◆ **Предоставленный текст**

________________

В Нижнем Новгороде тоже жили дней пять и там тоже смотрели все, что заслуживает внимания. Катался я раз там по Покровской улице и видел мельком Катерину Павловну. Мы с Лавровым ехали скоро, и она тоже с какою-то дамой. Лавров заметил, что это она, но раскланяться не успел. Это было в день нашего отъезда из Нижнего. Оттуда мы ехали до Москвы по железной дороге, и я с Лавровым сидел в вагоне второго класса. Сильно бежит поезд, только ужасно стучит, как будто бы громадный какой конь. На станциях этой дороги останавливались и обедали, ужинали, пили чай, только это делалось с поспешностью, так как самая большая остановка была на четверть часа, а то на три, четыре и пять минут иногда остановка была и на час, если только дожидались другого поезда.

Из Москвы тоже ехали в Питер по железной дороге. Из окон вагона все видно мелькающим. Иногда поезд летит над громадною бездной, и когда глядишь туда, то ужас берет. Дорога шириною не более аршина, и вагон шириною в сажень; колеса находятся как раз посредине вагона снизу; стало быть, края вагона свешиваются над пропастью, и летит будто по воздуху, так дороги под собой не видно. Перед тем когда поезд отходит, то раздается такой свист пронзительный, что хотя уши затыкай. Сначала поезд тихонько подвигается, а потом расходится все сильнее и сильнее и наконец летит как стрела. Во втором классе очень хорошо убрано, как в комнате, и стоят диваны один против другого с двух сторон, где помещаются и дамы и кавалеры; очень весело бывает ехать, потому что идет оживленная беседа, далеко за полночь, наконец все утихает, а шумит только один поезд. По Петербургской железной дороге лучше ехать, потому что менее трясет. В Казани тоже останавливались дня четыре, и там видел все древние исторические постройки. Мне очень понравился этот город, лучше всех по веселой жизни своей. От Казани мы до Нижнего все по большей части ехали по Волге и много городов видели по ней. Теперь поговорю о себе. Петр Иванович Кузнецов хлопочет о помещении меня в Академию или сначала, может быть, в приготовительную школу Академии, где нужно будет подготовиться в рисовании и науках для академического экзамена; может быть, примут в Академию и с моим свидетельством из уездного училища – мне это говорил в Эрмитаже придворный. Теперь живу покуда ничего не делая, так как на дворе масленица. Начну учиться, бог даст, с первой недели поста, тогда опять напишу немедленно об этом. Я здоров. Каково Саша учится? Напишите поскорее, мамаша. Сереже напишу. Ему поклон посылаю, также и крестниньне и Таничке. Целую вас всех.

________________

◆ **Записи пространственной разметки**
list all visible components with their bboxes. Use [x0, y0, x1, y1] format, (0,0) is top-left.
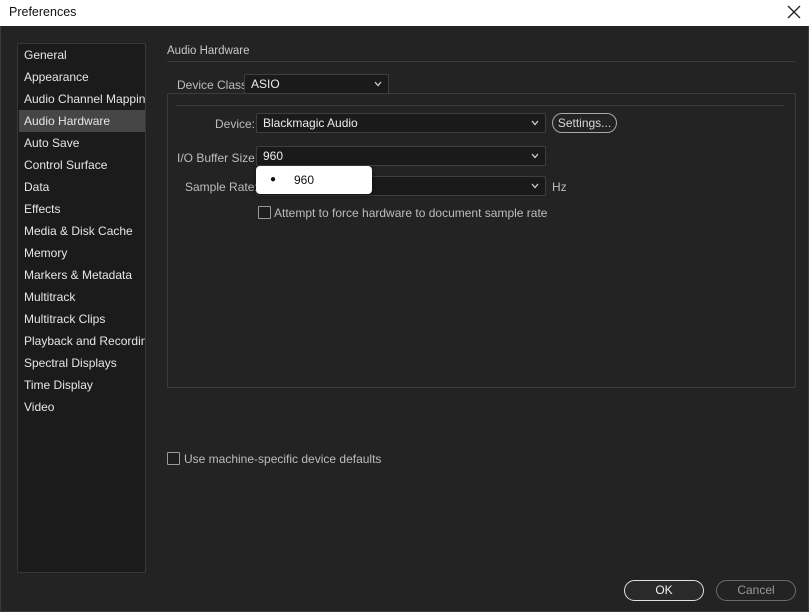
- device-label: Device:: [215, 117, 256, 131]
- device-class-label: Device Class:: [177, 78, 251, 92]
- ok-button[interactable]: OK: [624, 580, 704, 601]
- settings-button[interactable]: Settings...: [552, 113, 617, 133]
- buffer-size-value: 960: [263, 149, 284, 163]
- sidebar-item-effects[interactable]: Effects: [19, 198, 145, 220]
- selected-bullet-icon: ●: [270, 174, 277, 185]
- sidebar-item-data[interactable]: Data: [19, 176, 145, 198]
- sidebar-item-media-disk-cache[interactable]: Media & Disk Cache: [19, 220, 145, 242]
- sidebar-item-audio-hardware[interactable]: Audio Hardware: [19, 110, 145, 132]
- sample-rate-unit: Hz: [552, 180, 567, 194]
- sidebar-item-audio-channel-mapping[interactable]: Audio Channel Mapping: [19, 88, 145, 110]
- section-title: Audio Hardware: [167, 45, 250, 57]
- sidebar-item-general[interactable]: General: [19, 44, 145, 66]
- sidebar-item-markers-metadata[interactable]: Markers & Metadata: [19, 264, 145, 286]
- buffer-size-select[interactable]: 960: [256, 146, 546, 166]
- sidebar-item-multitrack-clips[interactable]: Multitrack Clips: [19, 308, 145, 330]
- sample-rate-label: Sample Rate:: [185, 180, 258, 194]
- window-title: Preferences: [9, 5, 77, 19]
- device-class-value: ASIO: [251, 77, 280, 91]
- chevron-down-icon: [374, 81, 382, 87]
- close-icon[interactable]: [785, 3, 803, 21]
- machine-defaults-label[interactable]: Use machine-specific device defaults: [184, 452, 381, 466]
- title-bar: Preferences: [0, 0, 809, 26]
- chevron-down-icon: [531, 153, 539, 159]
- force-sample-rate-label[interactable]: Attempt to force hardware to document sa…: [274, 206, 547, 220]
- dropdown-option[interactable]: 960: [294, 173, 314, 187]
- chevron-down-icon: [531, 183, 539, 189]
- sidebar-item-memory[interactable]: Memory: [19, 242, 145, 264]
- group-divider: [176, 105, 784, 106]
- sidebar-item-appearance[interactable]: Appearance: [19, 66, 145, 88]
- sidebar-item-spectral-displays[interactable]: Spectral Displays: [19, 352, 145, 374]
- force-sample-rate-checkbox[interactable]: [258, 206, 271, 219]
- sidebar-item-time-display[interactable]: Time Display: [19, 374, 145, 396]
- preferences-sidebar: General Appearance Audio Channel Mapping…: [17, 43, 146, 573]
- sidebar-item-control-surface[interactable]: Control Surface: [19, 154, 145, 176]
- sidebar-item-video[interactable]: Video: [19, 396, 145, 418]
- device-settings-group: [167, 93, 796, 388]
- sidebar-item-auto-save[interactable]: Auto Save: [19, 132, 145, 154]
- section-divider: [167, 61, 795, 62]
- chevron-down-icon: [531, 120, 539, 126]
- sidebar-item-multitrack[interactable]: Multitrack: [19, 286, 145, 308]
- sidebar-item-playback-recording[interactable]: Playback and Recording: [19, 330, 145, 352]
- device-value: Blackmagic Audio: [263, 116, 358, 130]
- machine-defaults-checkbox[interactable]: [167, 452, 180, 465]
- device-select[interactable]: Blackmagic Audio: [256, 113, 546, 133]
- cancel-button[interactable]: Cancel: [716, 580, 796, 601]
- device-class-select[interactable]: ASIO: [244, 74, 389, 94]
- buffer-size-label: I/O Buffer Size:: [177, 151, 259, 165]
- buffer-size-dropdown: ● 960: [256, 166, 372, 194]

________________

◆ **Короткое задание A**
Определите, соответствуют ли тексту о поездке следующие утверждения: (i) из Нижнего Новгорода до Москвы ехали по железной дороге; (ii) в Казани останавливались примерно на неделю; (iii) по Петербургской железной дороге трясет сильнее. На каждое ответьте «да» или «нет» и приведите решающие слова текста в точной цитате.
◆ **Короткое задание B**
Воспроизведите дословно фрагмент текста о поездке, начиная со слов «В Нижнем Новгороде тоже» и заканчивая словами «дожидались другого поезда.».

◆ **Решение задачи A**
(i) Да: «Оттуда мы ехали до Москвы по железной дороге».
(ii) Нет: «В Казани тоже останавливались дня четыре».
(iii) Нет: «По Петербургской железной дороге лучше ехать, потому что менее трясет».

◆ **Решение задачи B**
В Нижнем Новгороде тоже жили дней пять и там тоже смотрели все, что заслуживает внимания. Катался я раз там по Покровской улице и видел мельком Катерину Павловну. Мы с Лавровым ехали скоро, и она тоже с какою-то дамой. Лавров заметил, что это она, но раскланяться не успел. Это было в день нашего отъезда из Нижнего. Оттуда мы ехали до Москвы по железной дороге, и я с Лавровым сидел в вагоне второго класса. Сильно бежит поезд, только ужасно стучит, как будто бы громадный какой конь. На станциях этой дороги останавливались и обедали, ужинали, пили чай, только это делалось с поспешностью, так как самая большая остановка была на четверть часа, а то на три, четыре и пять минут иногда остановка была и на час, если только дожидались другого поезда.